作業項目 1: 社員紹介の文章に出てくる乗り物を表す語を、重複を除いて初出順にすべて挙げてください。
作業項目 2: 社員紹介の文章の「製鋼原料部/製鋼原料課」と「が当時の新聞に残っています。」の間を、両端も含めて書き写す。その際、「立命館大学」を「京都大学」に切り替える。
作業項目 3: 社員紹介の文章を、最後の文の次から書き継ぐ。

文書セクション:
+---+

CULTURESTYLE01

商社マンとアメフト選手。
どちらかなんて選べない。

Tomoki Chimura

地村 知樹

製鋼原料部/製鋼原料課
2017年入社

試合終了の笛が冷酷に鳴り響きました。2016年11月、アメフト関西学生リーグ第六節、立命館大学戦。チャンスの場面で仲間から託されたボールは、ゴールにわずか届きませんでした。敗退。自分のせいだ。高校、大学と主将を務め、アメフトだけに生きた日々がその瞬間に終わりました。顔を大きく歪めた私の写真が当時の新聞に残っています。

2社しか受けなかった就活で、運良く受かった第一志望の阪和興業。配属されたのは鉄スクラップの取引きを行う部署でした。ディーラーから仕入れ、電炉メーカーに売る。こんな世界があるのかと新鮮でした。もっぱら注力しているのは、新規開拓営業です。仕入先、売り先の双方を探し回っています。長野県、山梨県を主に担当しているのですが、訪問先は港湾から山奥まで実に広範囲。そうした状況下で、新入社員は入社後半年間、営業車を使用できないという素敵な社内規定が存在します。だから秋までの足は、電車と駅前のレンタサイクルのみ(笑)。アップダウンが激しい道々を必死にこいで、訪問先に着く頃には汗だくです。それもほとんどアポなしですから、門前払いもありますが、たまに「本当にこんな所まで自転車で?しかもレンタサイクルで!?」と驚かれ、「だったら、話だけでも聞こうか」と迎え入れていただくことも。ご存知の通り、レンタサイクルはカゴの前にご当地を象徴するような、かわいいイラストが入っていたりします。それにアメフトで鍛え抜いた私が営業車として乗っている。掴みは最高でしたね。

+---+

提供情報:
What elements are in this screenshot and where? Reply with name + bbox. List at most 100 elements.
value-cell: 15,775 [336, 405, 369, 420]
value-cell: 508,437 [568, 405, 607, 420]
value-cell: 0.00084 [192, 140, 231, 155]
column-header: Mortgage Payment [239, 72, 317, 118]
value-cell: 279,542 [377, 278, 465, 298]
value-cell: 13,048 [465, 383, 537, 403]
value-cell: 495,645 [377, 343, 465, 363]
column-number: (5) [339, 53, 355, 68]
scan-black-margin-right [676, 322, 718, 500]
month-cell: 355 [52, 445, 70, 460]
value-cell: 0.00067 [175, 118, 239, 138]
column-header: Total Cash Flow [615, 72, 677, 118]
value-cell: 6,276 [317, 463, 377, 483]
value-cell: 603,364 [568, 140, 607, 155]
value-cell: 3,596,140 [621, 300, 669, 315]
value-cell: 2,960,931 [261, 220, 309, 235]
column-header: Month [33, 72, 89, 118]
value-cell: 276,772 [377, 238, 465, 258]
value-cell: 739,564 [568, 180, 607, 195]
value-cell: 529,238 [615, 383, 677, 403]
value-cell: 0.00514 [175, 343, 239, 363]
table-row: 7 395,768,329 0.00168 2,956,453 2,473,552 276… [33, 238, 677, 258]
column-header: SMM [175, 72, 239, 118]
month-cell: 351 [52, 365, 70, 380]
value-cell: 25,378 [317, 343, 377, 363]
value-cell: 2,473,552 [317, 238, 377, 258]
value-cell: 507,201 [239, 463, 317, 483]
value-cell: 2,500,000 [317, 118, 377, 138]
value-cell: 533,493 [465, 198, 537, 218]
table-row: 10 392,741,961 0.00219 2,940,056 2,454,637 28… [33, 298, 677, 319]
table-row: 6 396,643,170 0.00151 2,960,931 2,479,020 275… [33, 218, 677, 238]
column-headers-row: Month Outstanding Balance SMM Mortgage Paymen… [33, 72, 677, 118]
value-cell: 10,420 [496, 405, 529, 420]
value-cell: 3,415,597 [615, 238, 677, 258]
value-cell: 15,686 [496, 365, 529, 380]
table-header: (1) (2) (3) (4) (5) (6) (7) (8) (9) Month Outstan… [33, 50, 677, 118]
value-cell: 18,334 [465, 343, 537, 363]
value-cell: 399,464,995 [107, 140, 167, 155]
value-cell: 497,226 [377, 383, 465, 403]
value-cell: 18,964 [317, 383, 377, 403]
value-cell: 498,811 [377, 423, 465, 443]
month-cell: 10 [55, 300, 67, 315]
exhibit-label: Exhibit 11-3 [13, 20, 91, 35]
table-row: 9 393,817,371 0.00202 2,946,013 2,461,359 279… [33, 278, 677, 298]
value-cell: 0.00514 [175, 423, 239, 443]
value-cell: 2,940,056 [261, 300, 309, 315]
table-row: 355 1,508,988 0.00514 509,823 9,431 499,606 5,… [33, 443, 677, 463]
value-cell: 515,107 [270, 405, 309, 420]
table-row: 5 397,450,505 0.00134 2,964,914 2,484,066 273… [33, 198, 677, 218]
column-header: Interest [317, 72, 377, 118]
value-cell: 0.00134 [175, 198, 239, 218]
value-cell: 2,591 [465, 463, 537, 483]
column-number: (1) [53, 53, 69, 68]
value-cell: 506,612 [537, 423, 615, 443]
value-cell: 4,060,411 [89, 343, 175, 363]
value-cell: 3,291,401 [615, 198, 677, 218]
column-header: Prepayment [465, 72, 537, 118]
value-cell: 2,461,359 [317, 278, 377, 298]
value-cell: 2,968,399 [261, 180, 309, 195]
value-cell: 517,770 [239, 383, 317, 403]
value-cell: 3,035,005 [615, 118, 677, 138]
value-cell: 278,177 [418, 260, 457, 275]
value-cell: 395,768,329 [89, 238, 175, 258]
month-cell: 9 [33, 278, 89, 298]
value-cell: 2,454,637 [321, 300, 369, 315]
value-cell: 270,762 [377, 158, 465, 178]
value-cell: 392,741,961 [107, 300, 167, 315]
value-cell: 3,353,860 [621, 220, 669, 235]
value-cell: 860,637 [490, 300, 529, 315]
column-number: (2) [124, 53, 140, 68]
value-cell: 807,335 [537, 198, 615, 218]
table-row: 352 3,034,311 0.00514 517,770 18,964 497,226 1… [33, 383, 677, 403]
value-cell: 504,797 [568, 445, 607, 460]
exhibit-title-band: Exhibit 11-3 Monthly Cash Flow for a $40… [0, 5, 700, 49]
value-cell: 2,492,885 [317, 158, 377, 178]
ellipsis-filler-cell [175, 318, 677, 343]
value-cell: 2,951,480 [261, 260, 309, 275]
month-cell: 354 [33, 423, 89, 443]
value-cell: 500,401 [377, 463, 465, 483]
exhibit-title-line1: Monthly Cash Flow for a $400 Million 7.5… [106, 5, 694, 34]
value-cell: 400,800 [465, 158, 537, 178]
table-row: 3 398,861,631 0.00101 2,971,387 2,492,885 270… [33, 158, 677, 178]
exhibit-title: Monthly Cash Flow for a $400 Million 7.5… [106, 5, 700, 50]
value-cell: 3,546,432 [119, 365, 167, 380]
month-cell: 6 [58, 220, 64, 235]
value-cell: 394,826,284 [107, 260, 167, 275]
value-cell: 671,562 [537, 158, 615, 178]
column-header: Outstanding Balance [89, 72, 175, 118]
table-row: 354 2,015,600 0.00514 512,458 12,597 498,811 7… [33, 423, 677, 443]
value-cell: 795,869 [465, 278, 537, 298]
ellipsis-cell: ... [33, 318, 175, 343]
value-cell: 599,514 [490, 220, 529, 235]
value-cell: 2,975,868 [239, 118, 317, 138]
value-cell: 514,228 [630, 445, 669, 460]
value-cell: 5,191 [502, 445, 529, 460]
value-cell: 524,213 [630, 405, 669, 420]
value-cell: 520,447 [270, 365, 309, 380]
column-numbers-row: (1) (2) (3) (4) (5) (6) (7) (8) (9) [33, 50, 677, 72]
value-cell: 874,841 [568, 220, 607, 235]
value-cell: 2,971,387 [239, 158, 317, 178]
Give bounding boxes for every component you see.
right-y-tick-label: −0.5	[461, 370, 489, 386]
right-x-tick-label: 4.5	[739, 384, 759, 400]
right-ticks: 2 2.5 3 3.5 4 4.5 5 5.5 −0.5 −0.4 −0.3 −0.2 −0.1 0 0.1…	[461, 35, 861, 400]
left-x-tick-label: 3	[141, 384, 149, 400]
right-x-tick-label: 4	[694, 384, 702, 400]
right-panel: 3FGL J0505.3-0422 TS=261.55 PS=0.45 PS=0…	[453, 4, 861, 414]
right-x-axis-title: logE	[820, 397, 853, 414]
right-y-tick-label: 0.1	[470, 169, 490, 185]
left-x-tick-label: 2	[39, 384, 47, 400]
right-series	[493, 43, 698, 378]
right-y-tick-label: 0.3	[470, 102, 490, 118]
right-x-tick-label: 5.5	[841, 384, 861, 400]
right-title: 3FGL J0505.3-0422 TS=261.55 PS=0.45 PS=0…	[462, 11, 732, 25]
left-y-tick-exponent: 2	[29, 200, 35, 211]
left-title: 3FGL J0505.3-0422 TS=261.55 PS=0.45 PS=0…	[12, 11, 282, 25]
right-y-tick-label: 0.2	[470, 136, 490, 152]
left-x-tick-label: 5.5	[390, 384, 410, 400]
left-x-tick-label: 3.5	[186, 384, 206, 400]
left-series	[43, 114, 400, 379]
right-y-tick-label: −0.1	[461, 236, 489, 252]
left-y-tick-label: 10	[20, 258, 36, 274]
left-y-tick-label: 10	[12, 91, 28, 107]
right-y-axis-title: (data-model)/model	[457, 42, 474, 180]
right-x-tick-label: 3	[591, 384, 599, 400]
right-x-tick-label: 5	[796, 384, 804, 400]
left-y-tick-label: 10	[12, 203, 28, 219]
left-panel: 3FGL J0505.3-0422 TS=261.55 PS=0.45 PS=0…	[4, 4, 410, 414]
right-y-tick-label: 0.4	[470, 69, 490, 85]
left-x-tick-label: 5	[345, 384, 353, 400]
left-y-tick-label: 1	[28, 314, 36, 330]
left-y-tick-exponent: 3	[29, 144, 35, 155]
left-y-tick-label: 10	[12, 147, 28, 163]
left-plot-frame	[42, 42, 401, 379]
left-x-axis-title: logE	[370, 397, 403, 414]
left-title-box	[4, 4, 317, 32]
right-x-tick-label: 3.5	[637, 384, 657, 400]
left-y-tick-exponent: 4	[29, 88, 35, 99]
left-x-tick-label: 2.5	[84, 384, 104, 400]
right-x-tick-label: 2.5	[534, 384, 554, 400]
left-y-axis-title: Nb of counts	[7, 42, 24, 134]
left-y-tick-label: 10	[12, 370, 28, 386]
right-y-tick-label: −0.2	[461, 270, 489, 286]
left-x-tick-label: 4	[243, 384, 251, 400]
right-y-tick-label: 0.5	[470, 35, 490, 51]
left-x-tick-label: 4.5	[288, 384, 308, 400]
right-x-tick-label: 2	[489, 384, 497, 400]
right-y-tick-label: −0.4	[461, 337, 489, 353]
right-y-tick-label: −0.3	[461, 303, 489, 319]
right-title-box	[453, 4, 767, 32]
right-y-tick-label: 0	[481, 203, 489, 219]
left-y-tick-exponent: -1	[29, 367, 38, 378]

+---+

出力 1: 営業車、電車、レンタサイクル、自転車

出力 2:
製鋼原料部/製鋼原料課
2017年入社

試合終了の笛が冷酷に鳴り響きました。2016年11月、アメフト関西学生リーグ第六節、京都大学戦。チャンスの場面で仲間から託されたボールは、ゴールにわずか届きませんでした。敗退。自分のせいだ。高校、大学と主将を務め、アメフトだけに生きた日々がその瞬間に終わりました。顔を大きく歪めた私の写真が当時の新聞に残っています。

出力 3:
現在は、オービックシーガルズという社会人チームでアメフトを続けています。練習は土日、平日はジムで自主トレ。キツイと感じる時もありますが、あの最後の試合を思い出しては返上を誓っています。アメフトで学んだ、人との信頼の築き方、相手を尊敬する心は仕事の基礎にもなっています。綺麗ごとかもしれませんが、関わる人全員が利益を得て、幸福になれる商売ができたら。それを実現することが、両親含め、今まで私を育ててくれた人たちに対しての恩返しだと、そう信じています。